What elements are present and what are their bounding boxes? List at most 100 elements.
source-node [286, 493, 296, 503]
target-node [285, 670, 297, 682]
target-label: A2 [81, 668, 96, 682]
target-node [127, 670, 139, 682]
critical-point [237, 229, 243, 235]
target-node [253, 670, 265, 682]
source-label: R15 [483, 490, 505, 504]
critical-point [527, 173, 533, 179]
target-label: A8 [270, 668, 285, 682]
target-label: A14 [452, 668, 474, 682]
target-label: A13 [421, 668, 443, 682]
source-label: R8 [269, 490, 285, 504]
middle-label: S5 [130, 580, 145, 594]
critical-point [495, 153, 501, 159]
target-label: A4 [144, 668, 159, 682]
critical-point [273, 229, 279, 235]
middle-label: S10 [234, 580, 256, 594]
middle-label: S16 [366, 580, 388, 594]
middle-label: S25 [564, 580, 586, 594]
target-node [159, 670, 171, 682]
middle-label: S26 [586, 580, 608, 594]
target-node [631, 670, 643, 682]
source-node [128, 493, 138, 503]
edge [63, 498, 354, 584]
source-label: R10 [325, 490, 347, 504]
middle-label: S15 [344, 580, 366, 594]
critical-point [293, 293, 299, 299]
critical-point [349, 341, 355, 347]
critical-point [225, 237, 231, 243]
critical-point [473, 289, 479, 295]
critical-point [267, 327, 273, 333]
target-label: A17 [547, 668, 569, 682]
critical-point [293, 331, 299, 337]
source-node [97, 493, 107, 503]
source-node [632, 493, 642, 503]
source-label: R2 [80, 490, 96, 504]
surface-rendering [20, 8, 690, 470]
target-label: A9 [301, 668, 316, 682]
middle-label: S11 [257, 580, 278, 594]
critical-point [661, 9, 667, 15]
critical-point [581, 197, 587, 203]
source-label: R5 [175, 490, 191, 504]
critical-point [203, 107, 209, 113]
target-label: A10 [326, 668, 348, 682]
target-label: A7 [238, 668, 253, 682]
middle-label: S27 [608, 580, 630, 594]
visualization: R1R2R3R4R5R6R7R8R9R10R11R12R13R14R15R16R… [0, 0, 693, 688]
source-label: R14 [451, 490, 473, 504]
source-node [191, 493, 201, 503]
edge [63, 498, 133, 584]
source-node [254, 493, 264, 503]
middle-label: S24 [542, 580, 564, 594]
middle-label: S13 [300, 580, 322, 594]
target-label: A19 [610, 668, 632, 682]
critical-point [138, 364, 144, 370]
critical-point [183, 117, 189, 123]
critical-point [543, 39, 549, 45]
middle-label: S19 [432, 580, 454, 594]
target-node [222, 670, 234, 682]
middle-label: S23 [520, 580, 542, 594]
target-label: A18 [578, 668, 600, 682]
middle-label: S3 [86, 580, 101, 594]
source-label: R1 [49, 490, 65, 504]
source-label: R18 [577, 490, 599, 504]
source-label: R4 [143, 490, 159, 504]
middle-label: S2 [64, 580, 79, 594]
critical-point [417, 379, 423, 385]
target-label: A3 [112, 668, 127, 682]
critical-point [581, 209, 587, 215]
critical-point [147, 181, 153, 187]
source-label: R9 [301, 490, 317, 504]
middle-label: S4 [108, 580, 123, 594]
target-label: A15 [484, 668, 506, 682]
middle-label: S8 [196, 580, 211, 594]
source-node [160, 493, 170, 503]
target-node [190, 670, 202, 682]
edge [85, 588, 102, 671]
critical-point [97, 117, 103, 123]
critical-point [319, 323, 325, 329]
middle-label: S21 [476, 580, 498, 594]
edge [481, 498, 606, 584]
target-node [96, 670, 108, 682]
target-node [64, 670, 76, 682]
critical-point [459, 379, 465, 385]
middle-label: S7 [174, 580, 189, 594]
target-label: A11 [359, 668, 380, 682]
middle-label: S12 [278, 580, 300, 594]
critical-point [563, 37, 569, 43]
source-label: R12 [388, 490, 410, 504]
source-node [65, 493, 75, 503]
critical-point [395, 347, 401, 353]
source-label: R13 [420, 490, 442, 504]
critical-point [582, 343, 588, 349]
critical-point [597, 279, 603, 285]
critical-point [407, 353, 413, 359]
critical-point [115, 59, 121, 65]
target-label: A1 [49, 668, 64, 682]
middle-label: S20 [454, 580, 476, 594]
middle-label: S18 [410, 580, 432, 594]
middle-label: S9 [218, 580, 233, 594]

** Instruction **
Return every line of the listing that contains the string "edge".

** Answer to this task **
edge [63, 498, 354, 584]
edge [63, 498, 133, 584]
edge [85, 588, 102, 671]
edge [481, 498, 606, 584]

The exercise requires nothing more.